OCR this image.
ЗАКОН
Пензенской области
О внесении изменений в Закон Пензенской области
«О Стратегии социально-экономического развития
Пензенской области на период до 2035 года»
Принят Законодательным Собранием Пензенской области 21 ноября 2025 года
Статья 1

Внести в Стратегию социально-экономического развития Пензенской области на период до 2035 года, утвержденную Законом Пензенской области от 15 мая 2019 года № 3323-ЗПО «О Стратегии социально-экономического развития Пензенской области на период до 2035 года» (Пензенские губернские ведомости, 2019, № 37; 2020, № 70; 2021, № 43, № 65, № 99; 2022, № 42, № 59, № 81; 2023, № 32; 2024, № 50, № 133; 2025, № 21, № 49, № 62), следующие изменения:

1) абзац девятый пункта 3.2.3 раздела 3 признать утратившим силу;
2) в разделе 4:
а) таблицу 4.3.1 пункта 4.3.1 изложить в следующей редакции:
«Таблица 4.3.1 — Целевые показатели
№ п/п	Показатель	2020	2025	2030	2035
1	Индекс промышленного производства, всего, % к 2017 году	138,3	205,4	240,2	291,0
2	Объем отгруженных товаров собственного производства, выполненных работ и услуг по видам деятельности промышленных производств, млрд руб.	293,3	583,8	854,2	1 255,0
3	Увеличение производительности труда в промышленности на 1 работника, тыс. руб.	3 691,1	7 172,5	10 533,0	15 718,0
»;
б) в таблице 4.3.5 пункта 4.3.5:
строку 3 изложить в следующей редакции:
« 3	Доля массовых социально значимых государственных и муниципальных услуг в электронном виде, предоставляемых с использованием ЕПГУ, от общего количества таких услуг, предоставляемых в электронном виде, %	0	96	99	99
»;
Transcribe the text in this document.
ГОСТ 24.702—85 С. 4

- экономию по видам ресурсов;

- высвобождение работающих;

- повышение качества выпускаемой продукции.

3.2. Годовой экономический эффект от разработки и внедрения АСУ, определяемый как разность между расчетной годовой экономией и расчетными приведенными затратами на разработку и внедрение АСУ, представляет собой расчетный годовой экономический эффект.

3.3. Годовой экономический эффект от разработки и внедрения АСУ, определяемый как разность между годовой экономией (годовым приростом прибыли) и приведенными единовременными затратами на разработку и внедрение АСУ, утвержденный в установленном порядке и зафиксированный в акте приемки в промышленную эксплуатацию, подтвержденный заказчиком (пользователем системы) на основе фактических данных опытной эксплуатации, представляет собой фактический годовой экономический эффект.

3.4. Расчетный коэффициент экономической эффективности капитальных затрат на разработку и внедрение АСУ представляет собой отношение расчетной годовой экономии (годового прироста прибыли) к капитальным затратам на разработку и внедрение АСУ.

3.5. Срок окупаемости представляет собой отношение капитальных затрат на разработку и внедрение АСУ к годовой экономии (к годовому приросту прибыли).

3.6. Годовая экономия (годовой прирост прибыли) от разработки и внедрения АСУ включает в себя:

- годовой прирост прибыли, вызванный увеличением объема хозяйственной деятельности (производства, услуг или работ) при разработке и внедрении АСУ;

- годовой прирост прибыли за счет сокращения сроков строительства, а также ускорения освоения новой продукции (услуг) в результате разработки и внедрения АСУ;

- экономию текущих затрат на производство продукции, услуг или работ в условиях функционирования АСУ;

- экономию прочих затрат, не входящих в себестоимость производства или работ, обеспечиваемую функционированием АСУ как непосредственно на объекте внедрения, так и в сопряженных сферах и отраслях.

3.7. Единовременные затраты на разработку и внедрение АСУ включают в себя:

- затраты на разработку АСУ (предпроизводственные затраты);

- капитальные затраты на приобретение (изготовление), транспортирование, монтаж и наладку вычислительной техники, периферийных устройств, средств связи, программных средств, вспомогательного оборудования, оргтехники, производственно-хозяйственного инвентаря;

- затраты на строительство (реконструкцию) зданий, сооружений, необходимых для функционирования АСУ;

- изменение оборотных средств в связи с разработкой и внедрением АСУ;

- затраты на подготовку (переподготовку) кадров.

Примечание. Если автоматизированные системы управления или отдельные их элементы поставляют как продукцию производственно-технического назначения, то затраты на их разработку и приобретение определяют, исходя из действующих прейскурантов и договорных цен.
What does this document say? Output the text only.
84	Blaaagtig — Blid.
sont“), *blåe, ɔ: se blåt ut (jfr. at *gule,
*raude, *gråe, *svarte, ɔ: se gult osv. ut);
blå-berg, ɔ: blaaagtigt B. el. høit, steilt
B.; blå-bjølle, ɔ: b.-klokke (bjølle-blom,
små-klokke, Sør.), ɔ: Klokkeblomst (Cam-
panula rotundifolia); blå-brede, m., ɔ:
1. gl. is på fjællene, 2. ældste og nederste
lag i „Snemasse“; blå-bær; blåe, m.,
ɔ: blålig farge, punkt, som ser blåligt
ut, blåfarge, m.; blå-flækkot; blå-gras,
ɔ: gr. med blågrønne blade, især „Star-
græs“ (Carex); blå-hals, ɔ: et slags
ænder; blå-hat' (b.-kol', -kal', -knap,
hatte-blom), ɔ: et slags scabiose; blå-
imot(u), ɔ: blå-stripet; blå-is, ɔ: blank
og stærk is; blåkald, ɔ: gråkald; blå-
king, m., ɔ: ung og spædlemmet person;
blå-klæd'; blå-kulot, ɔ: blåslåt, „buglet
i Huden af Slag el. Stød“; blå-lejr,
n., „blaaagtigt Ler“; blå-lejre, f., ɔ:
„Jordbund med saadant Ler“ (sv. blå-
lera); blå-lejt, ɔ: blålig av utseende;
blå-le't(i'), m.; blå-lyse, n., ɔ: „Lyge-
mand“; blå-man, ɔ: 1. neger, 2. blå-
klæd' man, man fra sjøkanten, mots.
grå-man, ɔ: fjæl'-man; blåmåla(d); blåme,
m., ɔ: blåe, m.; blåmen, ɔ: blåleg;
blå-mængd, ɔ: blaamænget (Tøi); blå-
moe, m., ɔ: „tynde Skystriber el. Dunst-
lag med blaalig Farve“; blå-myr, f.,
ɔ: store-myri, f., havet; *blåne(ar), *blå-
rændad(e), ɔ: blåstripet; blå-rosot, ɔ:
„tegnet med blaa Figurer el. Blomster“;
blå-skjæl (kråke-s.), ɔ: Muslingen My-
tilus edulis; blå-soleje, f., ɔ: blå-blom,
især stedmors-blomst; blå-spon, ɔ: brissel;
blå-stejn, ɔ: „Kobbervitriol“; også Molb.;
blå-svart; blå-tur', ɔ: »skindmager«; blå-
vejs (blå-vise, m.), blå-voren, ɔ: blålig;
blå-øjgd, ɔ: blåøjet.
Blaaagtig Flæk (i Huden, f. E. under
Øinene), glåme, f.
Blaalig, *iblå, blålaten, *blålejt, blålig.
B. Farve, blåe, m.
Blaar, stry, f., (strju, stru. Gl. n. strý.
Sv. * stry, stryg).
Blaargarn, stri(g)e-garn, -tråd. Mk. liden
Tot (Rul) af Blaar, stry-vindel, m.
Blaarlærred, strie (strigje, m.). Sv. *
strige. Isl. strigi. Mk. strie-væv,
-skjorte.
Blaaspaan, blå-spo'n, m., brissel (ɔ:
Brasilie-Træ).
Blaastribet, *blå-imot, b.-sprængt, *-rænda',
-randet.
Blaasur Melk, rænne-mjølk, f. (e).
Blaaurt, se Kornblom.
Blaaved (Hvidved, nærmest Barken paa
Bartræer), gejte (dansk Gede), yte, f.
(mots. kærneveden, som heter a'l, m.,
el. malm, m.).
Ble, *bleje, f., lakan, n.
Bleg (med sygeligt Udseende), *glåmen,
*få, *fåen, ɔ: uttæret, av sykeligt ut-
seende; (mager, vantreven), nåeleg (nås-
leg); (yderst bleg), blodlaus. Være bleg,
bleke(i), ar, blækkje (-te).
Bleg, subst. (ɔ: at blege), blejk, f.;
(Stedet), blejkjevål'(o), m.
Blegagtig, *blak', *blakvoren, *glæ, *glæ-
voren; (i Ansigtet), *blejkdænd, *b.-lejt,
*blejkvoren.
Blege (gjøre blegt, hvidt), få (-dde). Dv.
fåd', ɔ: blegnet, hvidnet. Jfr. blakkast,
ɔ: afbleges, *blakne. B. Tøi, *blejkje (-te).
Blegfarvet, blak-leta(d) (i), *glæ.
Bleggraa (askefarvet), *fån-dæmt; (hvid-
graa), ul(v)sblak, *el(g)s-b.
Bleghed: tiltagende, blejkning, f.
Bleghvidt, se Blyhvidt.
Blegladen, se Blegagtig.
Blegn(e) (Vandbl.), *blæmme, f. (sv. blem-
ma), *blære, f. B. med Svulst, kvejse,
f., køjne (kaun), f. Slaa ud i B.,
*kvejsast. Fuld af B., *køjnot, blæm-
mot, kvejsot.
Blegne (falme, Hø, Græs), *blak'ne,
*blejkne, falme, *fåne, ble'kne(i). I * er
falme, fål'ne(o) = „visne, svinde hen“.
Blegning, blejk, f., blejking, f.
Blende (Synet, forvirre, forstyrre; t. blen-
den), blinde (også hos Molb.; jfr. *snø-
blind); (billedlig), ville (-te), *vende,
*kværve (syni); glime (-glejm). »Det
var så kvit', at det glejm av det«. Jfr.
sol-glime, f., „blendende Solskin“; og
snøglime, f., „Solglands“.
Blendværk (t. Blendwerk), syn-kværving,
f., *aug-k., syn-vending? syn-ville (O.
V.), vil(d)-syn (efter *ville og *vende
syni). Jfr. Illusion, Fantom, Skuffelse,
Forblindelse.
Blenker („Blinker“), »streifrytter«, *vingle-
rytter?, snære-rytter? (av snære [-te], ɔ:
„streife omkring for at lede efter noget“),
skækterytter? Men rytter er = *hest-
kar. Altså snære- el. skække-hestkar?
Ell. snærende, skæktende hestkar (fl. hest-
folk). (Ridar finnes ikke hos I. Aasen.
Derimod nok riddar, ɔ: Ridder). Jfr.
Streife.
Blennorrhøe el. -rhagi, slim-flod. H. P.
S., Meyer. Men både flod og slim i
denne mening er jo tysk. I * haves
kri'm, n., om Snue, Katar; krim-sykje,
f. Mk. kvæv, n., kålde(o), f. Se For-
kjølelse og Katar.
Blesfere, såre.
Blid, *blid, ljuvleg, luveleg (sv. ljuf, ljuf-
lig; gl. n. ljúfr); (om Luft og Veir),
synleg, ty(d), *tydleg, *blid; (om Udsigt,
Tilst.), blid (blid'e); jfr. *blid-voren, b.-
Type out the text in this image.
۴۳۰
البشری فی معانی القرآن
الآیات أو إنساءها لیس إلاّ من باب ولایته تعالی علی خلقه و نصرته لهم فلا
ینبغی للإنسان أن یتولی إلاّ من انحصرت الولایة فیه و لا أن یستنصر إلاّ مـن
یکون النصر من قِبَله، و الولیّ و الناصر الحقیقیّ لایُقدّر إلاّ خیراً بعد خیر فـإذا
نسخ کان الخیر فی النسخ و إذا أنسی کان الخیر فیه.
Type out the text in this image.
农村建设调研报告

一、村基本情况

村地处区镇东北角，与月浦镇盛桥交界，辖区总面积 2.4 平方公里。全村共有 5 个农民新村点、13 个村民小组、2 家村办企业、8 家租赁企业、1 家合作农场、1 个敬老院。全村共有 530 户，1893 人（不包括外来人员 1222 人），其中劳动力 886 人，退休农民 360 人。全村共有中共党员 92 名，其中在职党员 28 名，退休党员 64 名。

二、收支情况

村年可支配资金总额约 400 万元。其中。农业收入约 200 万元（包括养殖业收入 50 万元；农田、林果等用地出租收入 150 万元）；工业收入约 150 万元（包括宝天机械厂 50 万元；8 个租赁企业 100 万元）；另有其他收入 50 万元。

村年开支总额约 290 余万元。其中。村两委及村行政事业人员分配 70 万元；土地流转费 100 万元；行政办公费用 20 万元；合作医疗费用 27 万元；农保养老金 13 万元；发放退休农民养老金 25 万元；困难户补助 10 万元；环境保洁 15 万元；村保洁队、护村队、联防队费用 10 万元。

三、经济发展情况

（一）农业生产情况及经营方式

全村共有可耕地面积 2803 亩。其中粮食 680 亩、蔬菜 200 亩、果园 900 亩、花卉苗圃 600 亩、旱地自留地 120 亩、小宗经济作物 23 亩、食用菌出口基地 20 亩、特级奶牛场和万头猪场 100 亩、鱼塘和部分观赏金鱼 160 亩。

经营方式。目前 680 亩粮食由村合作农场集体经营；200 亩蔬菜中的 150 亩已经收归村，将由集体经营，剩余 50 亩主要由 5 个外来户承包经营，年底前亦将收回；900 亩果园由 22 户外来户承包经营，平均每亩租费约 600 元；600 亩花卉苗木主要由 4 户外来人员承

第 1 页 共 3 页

* * * *

Filter the entries down to the lines containing "falme". Copy each of those lines.

● ANSWER TO THIS PROBLEM
Blegne (falme, Hø, Græs), *blak'ne,
*blejkne, falme, *fåne, ble'kne(i). I * er
falme, fål'ne(o) = „visne, svinde hen“.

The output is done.